Stated exercise:
Keep the images out and copy every entry below exactly.

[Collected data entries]
— START —
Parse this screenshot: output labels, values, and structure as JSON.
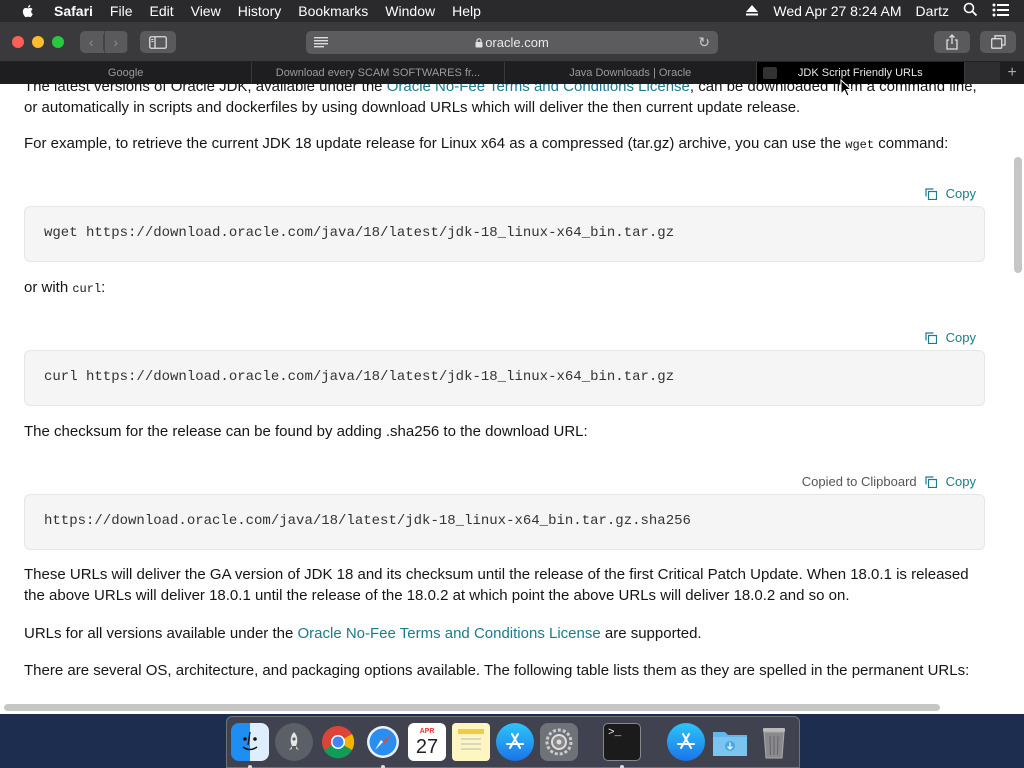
{
  "menubar": {
    "app": "Safari",
    "items": [
      "File",
      "Edit",
      "View",
      "History",
      "Bookmarks",
      "Window",
      "Help"
    ],
    "clock": "Wed Apr 27  8:24 AM",
    "user": "Dartz"
  },
  "toolbar": {
    "url": "oracle.com"
  },
  "tabs": [
    {
      "title": "Google",
      "active": false
    },
    {
      "title": "Download every SCAM SOFTWARES fr...",
      "active": false
    },
    {
      "title": "Java Downloads | Oracle",
      "active": false
    },
    {
      "title": "JDK Script Friendly URLs",
      "active": true
    }
  ],
  "page": {
    "intro_pre": "The latest versions of Oracle JDK, available under the ",
    "intro_link": "Oracle No-Fee Terms and Conditions License",
    "intro_post": ", can be downloaded from a command line,",
    "intro_line2": "or automatically in scripts and dockerfiles by using download URLs which will deliver the then current update release.",
    "example_pre": "For example, to retrieve the current JDK 18 update release for Linux x64 as a compressed (tar.gz) archive, you can use the ",
    "example_code": "wget",
    "example_post": " command:",
    "copy_label": "Copy",
    "copied_label": "Copied to Clipboard",
    "code1": "wget https://download.oracle.com/java/18/latest/jdk-18_linux-x64_bin.tar.gz",
    "with_pre": "or with ",
    "with_code": "curl",
    "with_post": ":",
    "code2": "curl https://download.oracle.com/java/18/latest/jdk-18_linux-x64_bin.tar.gz",
    "checksum_text": "The checksum for the release can be found by adding .sha256 to the download URL:",
    "code3": "https://download.oracle.com/java/18/latest/jdk-18_linux-x64_bin.tar.gz.sha256",
    "ga_line1": "These URLs will deliver the GA version of JDK 18 and its checksum until the release of the first Critical Patch Update. When 18.0.1 is released",
    "ga_line2": "the above URLs will deliver 18.0.1 until the release of the 18.0.2 at which point the above URLs will deliver 18.0.2 and so on.",
    "urls_pre": "URLs for all versions available under the ",
    "urls_link": "Oracle No-Fee Terms and Conditions License",
    "urls_post": " are supported.",
    "several_text": "There are several OS, architecture, and packaging options available. The following table lists them as they are spelled in the permanent URLs:"
  },
  "dock": {
    "calendar_month": "APR",
    "calendar_day": "27"
  },
  "colors": {
    "link": "#1d7a8c",
    "menubar": "#2a2a2c",
    "toolbar": "#3a3a3c"
  }
}
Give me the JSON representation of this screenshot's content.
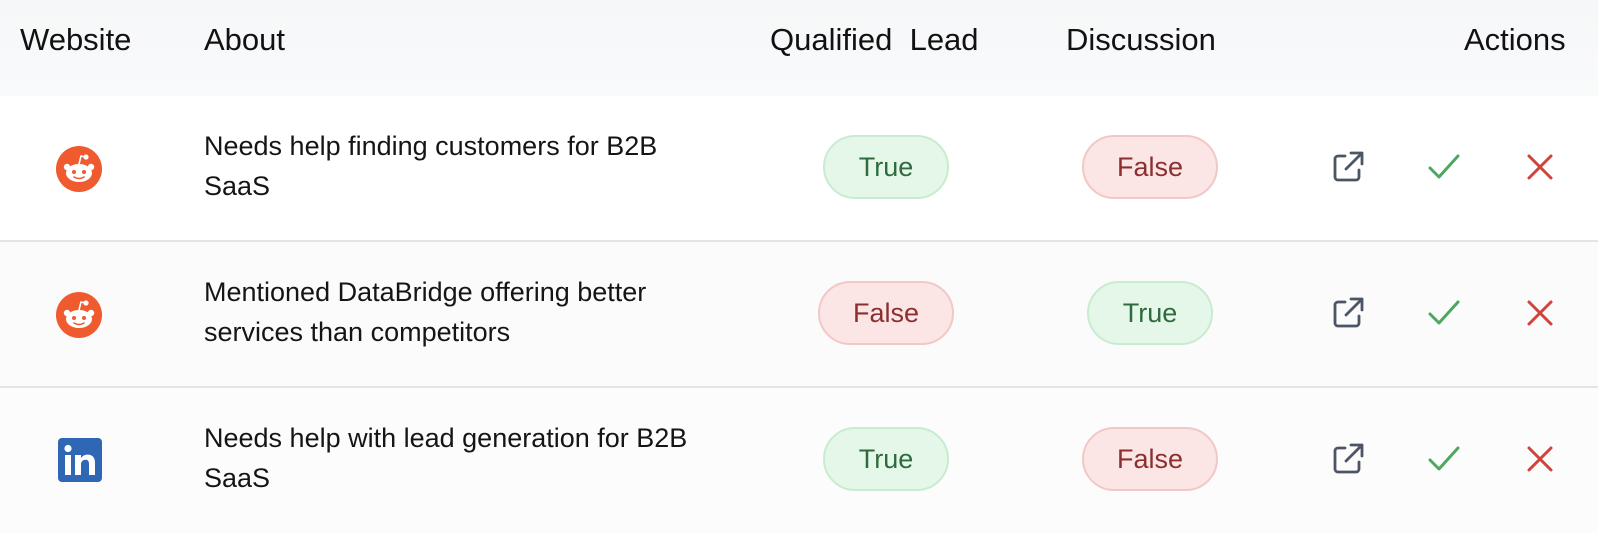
— END —
Reply to the task:
Parse this screenshot: output labels, values, and structure as JSON.
{
  "menubar": {
    "app": "Safari",
    "items": [
      "File",
      "Edit",
      "View",
      "History",
      "Bookmarks",
      "Window",
      "Help"
    ],
    "clock": "Wed Apr 27  8:24 AM",
    "user": "Dartz"
  },
  "toolbar": {
    "url": "oracle.com"
  },
  "tabs": [
    {
      "title": "Google",
      "active": false
    },
    {
      "title": "Download every SCAM SOFTWARES fr...",
      "active": false
    },
    {
      "title": "Java Downloads | Oracle",
      "active": false
    },
    {
      "title": "JDK Script Friendly URLs",
      "active": true
    }
  ],
  "page": {
    "intro_pre": "The latest versions of Oracle JDK, available under the ",
    "intro_link": "Oracle No-Fee Terms and Conditions License",
    "intro_post": ", can be downloaded from a command line,",
    "intro_line2": "or automatically in scripts and dockerfiles by using download URLs which will deliver the then current update release.",
    "example_pre": "For example, to retrieve the current JDK 18 update release for Linux x64 as a compressed (tar.gz) archive, you can use the ",
    "example_code": "wget",
    "example_post": " command:",
    "copy_label": "Copy",
    "copied_label": "Copied to Clipboard",
    "code1": "wget https://download.oracle.com/java/18/latest/jdk-18_linux-x64_bin.tar.gz",
    "with_pre": "or with ",
    "with_code": "curl",
    "with_post": ":",
    "code2": "curl https://download.oracle.com/java/18/latest/jdk-18_linux-x64_bin.tar.gz",
    "checksum_text": "The checksum for the release can be found by adding .sha256 to the download URL:",
    "code3": "https://download.oracle.com/java/18/latest/jdk-18_linux-x64_bin.tar.gz.sha256",
    "ga_line1": "These URLs will deliver the GA version of JDK 18 and its checksum until the release of the first Critical Patch Update. When 18.0.1 is released",
    "ga_line2": "the above URLs will deliver 18.0.1 until the release of the 18.0.2 at which point the above URLs will deliver 18.0.2 and so on.",
    "urls_pre": "URLs for all versions available under the ",
    "urls_link": "Oracle No-Fee Terms and Conditions License",
    "urls_post": " are supported.",
    "several_text": "There are several OS, architecture, and packaging options available. The following table lists them as they are spelled in the permanent URLs:"
  },
  "dock": {
    "calendar_month": "APR",
    "calendar_day": "27"
  },
  "colors": {
    "link": "#1d7a8c",
    "menubar": "#2a2a2c",
    "toolbar": "#3a3a3c"
  }
}
Give me the JSON representation of this screenshot's content.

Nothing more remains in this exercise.